■ **SHORT PROBLEM**
Reproduce each record below exactly as written.

[Collected data entries]
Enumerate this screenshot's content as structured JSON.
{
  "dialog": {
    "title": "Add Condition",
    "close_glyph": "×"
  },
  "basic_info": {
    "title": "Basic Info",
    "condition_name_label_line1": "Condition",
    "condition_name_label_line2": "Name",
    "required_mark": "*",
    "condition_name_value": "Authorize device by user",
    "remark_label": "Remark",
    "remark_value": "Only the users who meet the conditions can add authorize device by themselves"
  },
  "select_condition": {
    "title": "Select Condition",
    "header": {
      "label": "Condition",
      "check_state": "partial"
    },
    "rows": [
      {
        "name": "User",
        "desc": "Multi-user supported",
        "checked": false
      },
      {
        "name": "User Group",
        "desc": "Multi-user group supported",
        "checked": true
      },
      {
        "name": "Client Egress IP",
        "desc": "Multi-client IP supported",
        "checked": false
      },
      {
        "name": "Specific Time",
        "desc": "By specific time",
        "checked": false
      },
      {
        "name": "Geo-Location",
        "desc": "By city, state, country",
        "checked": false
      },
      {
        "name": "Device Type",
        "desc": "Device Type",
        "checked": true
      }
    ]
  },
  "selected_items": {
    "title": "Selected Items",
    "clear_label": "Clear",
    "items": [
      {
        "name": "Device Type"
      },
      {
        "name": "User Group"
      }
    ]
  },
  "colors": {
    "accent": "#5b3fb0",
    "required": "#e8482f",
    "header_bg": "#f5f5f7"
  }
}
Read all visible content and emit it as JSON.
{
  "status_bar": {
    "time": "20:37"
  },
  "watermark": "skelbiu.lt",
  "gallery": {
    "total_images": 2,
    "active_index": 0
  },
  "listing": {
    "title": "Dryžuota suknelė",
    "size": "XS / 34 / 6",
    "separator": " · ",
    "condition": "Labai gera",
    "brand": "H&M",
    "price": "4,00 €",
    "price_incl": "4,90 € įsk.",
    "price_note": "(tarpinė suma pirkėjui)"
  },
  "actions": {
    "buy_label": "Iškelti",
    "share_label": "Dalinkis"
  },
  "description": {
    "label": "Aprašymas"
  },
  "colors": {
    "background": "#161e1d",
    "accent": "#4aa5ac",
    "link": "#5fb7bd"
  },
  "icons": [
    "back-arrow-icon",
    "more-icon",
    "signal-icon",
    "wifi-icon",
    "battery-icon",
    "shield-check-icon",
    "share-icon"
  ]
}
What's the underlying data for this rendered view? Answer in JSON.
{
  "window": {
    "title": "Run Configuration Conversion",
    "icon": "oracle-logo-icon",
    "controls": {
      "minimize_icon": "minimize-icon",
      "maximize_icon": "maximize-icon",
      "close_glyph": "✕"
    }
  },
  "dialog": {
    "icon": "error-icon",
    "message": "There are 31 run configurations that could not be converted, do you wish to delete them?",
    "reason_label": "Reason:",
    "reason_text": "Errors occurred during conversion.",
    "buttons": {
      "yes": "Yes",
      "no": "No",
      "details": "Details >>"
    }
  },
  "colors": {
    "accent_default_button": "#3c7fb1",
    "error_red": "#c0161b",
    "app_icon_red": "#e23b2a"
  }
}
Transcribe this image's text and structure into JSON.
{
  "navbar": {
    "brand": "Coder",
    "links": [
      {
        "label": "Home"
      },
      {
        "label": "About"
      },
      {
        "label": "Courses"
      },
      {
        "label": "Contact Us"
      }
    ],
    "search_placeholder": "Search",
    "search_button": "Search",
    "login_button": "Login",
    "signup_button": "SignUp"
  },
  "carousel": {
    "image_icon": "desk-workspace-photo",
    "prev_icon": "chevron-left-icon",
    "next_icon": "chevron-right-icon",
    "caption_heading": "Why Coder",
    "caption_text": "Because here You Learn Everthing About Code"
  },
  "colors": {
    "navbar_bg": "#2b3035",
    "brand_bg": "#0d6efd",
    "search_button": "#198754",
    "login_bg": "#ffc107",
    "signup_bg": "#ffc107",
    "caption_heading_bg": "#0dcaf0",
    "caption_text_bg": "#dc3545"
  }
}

■ **SOLVED EXERCISE**
Enumerate this screenshot's content as structured JSON.
{
  "dialog": {
    "title": "Add Condition",
    "close_glyph": "×"
  },
  "basic_info": {
    "title": "Basic Info",
    "condition_name_label_line1": "Condition",
    "condition_name_label_line2": "Name",
    "required_mark": "*",
    "condition_name_value": "Authorize device by user",
    "remark_label": "Remark",
    "remark_value": "Only the users who meet the conditions can add authorize device by themselves"
  },
  "select_condition": {
    "title": "Select Condition",
    "header": {
      "label": "Condition",
      "check_state": "partial"
    },
    "rows": [
      {
        "name": "User",
        "desc": "Multi-user supported",
        "checked": false
      },
      {
        "name": "User Group",
        "desc": "Multi-user group supported",
        "checked": true
      },
      {
        "name": "Client Egress IP",
        "desc": "Multi-client IP supported",
        "checked": false
      },
      {
        "name": "Specific Time",
        "desc": "By specific time",
        "checked": false
      },
      {
        "name": "Geo-Location",
        "desc": "By city, state, country",
        "checked": false
      },
      {
        "name": "Device Type",
        "desc": "Device Type",
        "checked": true
      }
    ]
  },
  "selected_items": {
    "title": "Selected Items",
    "clear_label": "Clear",
    "items": [
      {
        "name": "Device Type"
      },
      {
        "name": "User Group"
      }
    ]
  },
  "colors": {
    "accent": "#5b3fb0",
    "required": "#e8482f",
    "header_bg": "#f5f5f7"
  }
}
Read all visible content and emit it as JSON.
{
  "status_bar": {
    "time": "20:37"
  },
  "watermark": "skelbiu.lt",
  "gallery": {
    "total_images": 2,
    "active_index": 0
  },
  "listing": {
    "title": "Dryžuota suknelė",
    "size": "XS / 34 / 6",
    "separator": " · ",
    "condition": "Labai gera",
    "brand": "H&M",
    "price": "4,00 €",
    "price_incl": "4,90 € įsk.",
    "price_note": "(tarpinė suma pirkėjui)"
  },
  "actions": {
    "buy_label": "Iškelti",
    "share_label": "Dalinkis"
  },
  "description": {
    "label": "Aprašymas"
  },
  "colors": {
    "background": "#161e1d",
    "accent": "#4aa5ac",
    "link": "#5fb7bd"
  },
  "icons": [
    "back-arrow-icon",
    "more-icon",
    "signal-icon",
    "wifi-icon",
    "battery-icon",
    "shield-check-icon",
    "share-icon"
  ]
}
What's the underlying data for this rendered view? Answer in JSON.
{
  "window": {
    "title": "Run Configuration Conversion",
    "icon": "oracle-logo-icon",
    "controls": {
      "minimize_icon": "minimize-icon",
      "maximize_icon": "maximize-icon",
      "close_glyph": "✕"
    }
  },
  "dialog": {
    "icon": "error-icon",
    "message": "There are 31 run configurations that could not be converted, do you wish to delete them?",
    "reason_label": "Reason:",
    "reason_text": "Errors occurred during conversion.",
    "buttons": {
      "yes": "Yes",
      "no": "No",
      "details": "Details >>"
    }
  },
  "colors": {
    "accent_default_button": "#3c7fb1",
    "error_red": "#c0161b",
    "app_icon_red": "#e23b2a"
  }
}
Transcribe this image's text and structure into JSON.
{
  "navbar": {
    "brand": "Coder",
    "links": [
      {
        "label": "Home"
      },
      {
        "label": "About"
      },
      {
        "label": "Courses"
      },
      {
        "label": "Contact Us"
      }
    ],
    "search_placeholder": "Search",
    "search_button": "Search",
    "login_button": "Login",
    "signup_button": "SignUp"
  },
  "carousel": {
    "image_icon": "desk-workspace-photo",
    "prev_icon": "chevron-left-icon",
    "next_icon": "chevron-right-icon",
    "caption_heading": "Why Coder",
    "caption_text": "Because here You Learn Everthing About Code"
  },
  "colors": {
    "navbar_bg": "#2b3035",
    "brand_bg": "#0d6efd",
    "search_button": "#198754",
    "login_bg": "#ffc107",
    "signup_bg": "#ffc107",
    "caption_heading_bg": "#0dcaf0",
    "caption_text_bg": "#dc3545"
  }
}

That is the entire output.